===== Exercise inputs

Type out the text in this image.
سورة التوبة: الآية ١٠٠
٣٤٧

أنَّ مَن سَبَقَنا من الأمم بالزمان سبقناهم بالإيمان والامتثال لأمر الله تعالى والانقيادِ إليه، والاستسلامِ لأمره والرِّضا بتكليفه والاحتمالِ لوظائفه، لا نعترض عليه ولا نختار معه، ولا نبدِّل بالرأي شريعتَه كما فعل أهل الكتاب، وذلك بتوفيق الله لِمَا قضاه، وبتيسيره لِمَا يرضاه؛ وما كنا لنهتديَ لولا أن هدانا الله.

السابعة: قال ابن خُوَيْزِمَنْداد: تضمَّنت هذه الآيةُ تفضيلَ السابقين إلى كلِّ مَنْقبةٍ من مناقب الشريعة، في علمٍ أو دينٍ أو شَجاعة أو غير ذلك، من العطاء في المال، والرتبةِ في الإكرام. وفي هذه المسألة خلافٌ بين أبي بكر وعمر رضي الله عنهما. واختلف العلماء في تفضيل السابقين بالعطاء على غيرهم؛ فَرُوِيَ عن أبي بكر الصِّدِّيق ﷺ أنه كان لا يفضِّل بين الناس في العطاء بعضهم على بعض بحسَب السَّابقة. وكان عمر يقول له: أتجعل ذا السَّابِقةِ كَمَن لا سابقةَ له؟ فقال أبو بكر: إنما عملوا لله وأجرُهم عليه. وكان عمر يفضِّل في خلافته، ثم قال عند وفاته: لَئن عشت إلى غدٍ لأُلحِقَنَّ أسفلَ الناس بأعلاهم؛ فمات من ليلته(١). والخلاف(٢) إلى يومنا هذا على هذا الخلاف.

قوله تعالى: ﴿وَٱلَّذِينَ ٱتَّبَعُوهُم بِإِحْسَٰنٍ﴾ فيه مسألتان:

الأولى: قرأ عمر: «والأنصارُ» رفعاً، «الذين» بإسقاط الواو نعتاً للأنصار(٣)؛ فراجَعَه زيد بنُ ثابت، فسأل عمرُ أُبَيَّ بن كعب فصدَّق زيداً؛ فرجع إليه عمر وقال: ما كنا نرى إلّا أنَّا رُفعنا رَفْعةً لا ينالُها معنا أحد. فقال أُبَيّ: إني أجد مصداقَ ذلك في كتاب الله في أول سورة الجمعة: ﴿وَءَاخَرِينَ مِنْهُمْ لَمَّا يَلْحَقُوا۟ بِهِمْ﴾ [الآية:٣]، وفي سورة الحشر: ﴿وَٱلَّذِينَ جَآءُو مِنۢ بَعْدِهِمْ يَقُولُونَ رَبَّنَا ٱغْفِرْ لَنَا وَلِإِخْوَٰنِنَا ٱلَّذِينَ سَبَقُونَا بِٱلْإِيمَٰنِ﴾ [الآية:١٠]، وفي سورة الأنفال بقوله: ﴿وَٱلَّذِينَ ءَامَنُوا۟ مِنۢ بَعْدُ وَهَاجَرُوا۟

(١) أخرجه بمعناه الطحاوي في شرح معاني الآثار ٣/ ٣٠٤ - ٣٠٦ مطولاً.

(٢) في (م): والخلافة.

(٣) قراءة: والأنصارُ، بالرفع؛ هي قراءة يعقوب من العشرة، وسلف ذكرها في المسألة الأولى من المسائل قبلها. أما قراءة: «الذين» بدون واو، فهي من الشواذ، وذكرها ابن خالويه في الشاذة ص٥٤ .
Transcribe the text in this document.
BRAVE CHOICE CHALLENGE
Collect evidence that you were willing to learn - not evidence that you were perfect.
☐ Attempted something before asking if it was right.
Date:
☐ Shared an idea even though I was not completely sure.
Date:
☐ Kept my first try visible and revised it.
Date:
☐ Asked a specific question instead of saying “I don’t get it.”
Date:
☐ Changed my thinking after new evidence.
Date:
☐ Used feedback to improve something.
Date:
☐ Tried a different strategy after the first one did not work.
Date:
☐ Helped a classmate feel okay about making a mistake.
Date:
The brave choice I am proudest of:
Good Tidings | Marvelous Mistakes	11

==========

*Work to complete*:
Return the material exactly as it stands.

*Answer in full*:
Type out the text in this image.
سورة التوبة: الآية ١٠٠
٣٤٧

أنَّ مَن سَبَقَنا من الأمم بالزمان سبقناهم بالإيمان والامتثال لأمر الله تعالى والانقيادِ إليه، والاستسلامِ لأمره والرِّضا بتكليفه والاحتمالِ لوظائفه، لا نعترض عليه ولا نختار معه، ولا نبدِّل بالرأي شريعتَه كما فعل أهل الكتاب، وذلك بتوفيق الله لِمَا قضاه، وبتيسيره لِمَا يرضاه؛ وما كنا لنهتديَ لولا أن هدانا الله.

السابعة: قال ابن خُوَيْزِمَنْداد: تضمَّنت هذه الآيةُ تفضيلَ السابقين إلى كلِّ مَنْقبةٍ من مناقب الشريعة، في علمٍ أو دينٍ أو شَجاعة أو غير ذلك، من العطاء في المال، والرتبةِ في الإكرام. وفي هذه المسألة خلافٌ بين أبي بكر وعمر رضي الله عنهما. واختلف العلماء في تفضيل السابقين بالعطاء على غيرهم؛ فَرُوِيَ عن أبي بكر الصِّدِّيق ﷺ أنه كان لا يفضِّل بين الناس في العطاء بعضهم على بعض بحسَب السَّابقة. وكان عمر يقول له: أتجعل ذا السَّابِقةِ كَمَن لا سابقةَ له؟ فقال أبو بكر: إنما عملوا لله وأجرُهم عليه. وكان عمر يفضِّل في خلافته، ثم قال عند وفاته: لَئن عشت إلى غدٍ لأُلحِقَنَّ أسفلَ الناس بأعلاهم؛ فمات من ليلته(١). والخلاف(٢) إلى يومنا هذا على هذا الخلاف.

قوله تعالى: ﴿وَٱلَّذِينَ ٱتَّبَعُوهُم بِإِحْسَٰنٍ﴾ فيه مسألتان:

الأولى: قرأ عمر: «والأنصارُ» رفعاً، «الذين» بإسقاط الواو نعتاً للأنصار(٣)؛ فراجَعَه زيد بنُ ثابت، فسأل عمرُ أُبَيَّ بن كعب فصدَّق زيداً؛ فرجع إليه عمر وقال: ما كنا نرى إلّا أنَّا رُفعنا رَفْعةً لا ينالُها معنا أحد. فقال أُبَيّ: إني أجد مصداقَ ذلك في كتاب الله في أول سورة الجمعة: ﴿وَءَاخَرِينَ مِنْهُمْ لَمَّا يَلْحَقُوا۟ بِهِمْ﴾ [الآية:٣]، وفي سورة الحشر: ﴿وَٱلَّذِينَ جَآءُو مِنۢ بَعْدِهِمْ يَقُولُونَ رَبَّنَا ٱغْفِرْ لَنَا وَلِإِخْوَٰنِنَا ٱلَّذِينَ سَبَقُونَا بِٱلْإِيمَٰنِ﴾ [الآية:١٠]، وفي سورة الأنفال بقوله: ﴿وَٱلَّذِينَ ءَامَنُوا۟ مِنۢ بَعْدُ وَهَاجَرُوا۟

(١) أخرجه بمعناه الطحاوي في شرح معاني الآثار ٣/ ٣٠٤ - ٣٠٦ مطولاً.

(٢) في (م): والخلافة.

(٣) قراءة: والأنصارُ، بالرفع؛ هي قراءة يعقوب من العشرة، وسلف ذكرها في المسألة الأولى من المسائل قبلها. أما قراءة: «الذين» بدون واو، فهي من الشواذ، وذكرها ابن خالويه في الشاذة ص٥٤ .
Transcribe the text in this document.
BRAVE CHOICE CHALLENGE
Collect evidence that you were willing to learn - not evidence that you were perfect.
☐ Attempted something before asking if it was right.
Date:
☐ Shared an idea even though I was not completely sure.
Date:
☐ Kept my first try visible and revised it.
Date:
☐ Asked a specific question instead of saying “I don’t get it.”
Date:
☐ Changed my thinking after new evidence.
Date:
☐ Used feedback to improve something.
Date:
☐ Tried a different strategy after the first one did not work.
Date:
☐ Helped a classmate feel okay about making a mistake.
Date:
The brave choice I am proudest of:
Good Tidings | Marvelous Mistakes	11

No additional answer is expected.